### THE RECORDS
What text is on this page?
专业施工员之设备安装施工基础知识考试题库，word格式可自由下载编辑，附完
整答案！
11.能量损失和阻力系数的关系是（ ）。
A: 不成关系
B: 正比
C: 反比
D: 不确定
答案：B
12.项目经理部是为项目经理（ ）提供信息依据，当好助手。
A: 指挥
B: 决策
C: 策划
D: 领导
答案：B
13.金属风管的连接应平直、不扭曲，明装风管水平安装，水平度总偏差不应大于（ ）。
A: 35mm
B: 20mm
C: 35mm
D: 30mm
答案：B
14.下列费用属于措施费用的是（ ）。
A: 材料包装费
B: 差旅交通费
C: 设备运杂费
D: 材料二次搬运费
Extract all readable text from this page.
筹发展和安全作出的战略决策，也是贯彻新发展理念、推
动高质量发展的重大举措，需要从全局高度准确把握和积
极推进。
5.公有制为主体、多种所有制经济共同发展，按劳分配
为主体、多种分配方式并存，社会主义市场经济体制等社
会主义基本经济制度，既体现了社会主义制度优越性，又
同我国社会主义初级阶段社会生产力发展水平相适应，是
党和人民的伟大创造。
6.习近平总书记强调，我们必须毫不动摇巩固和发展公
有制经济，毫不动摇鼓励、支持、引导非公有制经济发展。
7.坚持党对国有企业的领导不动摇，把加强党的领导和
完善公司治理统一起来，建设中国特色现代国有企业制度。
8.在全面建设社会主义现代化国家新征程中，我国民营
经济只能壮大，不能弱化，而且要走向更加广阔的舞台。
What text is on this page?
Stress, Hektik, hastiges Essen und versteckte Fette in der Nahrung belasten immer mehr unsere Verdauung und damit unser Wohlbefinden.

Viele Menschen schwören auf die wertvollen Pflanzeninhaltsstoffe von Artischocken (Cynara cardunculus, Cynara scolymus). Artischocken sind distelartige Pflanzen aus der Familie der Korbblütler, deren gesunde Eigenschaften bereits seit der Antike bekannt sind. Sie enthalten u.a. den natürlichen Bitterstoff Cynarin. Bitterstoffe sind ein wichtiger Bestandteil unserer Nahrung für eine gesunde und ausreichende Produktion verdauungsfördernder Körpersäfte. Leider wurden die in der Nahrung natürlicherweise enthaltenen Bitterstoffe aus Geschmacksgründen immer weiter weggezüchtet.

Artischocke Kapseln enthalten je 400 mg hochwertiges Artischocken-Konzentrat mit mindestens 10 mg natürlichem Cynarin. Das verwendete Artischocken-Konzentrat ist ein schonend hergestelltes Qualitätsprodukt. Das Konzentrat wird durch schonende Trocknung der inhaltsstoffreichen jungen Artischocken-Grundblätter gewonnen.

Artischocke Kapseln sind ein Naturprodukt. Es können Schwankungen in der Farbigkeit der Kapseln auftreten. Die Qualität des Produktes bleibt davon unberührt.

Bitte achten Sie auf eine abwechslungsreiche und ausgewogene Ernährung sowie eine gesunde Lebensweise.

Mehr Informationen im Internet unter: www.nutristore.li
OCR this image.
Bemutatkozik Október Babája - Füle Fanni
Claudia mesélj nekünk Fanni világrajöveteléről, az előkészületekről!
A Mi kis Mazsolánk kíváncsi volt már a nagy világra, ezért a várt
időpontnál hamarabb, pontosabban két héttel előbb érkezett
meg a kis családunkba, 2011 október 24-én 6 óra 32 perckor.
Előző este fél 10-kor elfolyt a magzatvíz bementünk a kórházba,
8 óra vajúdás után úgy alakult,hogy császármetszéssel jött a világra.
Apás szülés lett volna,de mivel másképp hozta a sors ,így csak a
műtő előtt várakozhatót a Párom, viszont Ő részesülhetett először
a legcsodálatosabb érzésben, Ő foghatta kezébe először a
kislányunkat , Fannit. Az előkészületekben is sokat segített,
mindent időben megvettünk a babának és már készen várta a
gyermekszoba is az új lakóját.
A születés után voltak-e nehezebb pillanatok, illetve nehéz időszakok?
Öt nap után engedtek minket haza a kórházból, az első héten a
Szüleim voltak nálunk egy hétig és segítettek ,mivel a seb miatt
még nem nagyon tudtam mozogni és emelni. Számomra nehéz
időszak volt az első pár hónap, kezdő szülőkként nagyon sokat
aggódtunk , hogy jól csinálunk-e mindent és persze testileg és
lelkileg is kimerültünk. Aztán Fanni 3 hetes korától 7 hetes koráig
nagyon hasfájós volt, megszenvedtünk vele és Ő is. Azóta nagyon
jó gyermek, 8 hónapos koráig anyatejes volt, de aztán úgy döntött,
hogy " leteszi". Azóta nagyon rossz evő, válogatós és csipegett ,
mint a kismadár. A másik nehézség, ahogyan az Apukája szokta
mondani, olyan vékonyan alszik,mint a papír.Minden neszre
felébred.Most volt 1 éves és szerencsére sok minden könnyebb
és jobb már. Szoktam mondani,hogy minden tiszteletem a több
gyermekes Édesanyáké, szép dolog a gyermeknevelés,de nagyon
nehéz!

### DESCRIPTION OF THE TASK
Looking at the listing above, how many of its lines contain the string "immer"? Give the number alone.

### TASK OUTPUT
2